Data items
####

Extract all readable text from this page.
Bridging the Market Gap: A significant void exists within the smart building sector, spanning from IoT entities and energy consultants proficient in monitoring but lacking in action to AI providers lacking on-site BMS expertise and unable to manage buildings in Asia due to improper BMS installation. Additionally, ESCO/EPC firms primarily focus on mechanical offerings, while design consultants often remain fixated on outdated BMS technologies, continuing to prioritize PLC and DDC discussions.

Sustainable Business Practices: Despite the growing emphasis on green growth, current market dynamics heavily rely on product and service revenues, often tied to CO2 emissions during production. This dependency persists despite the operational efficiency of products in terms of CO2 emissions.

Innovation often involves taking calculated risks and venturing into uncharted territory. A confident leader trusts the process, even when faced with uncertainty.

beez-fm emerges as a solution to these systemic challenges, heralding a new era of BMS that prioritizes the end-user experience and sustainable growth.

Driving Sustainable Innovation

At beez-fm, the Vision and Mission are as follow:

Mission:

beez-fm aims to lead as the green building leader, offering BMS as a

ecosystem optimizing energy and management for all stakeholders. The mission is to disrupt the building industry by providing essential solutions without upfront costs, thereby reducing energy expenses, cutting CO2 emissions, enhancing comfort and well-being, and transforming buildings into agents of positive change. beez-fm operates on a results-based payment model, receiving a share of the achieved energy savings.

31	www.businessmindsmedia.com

####

Instruction:
Copy every line that contains the string "buildings".

Response to the task:
Bridging the Market Gap: A significant void exists within the smart building sector, spanning from IoT entities and energy consultants proficient in monitoring but lacking in action to AI providers lacking on-site BMS expertise and unable to manage buildings in Asia due to improper BMS installation. Additionally, ESCO/EPC firms primarily focus on mechanical offerings, while design consultants often remain fixated on outdated BMS technologies, continuing to prioritize PLC and DDC discussions.
ecosystem optimizing energy and management for all stakeholders. The mission is to disrupt the building industry by providing essential solutions without upfront costs, thereby reducing energy expenses, cutting CO2 emissions, enhancing comfort and well-being, and transforming buildings into agents of positive change. beez-fm operates on a results-based payment model, receiving a share of the achieved energy savings.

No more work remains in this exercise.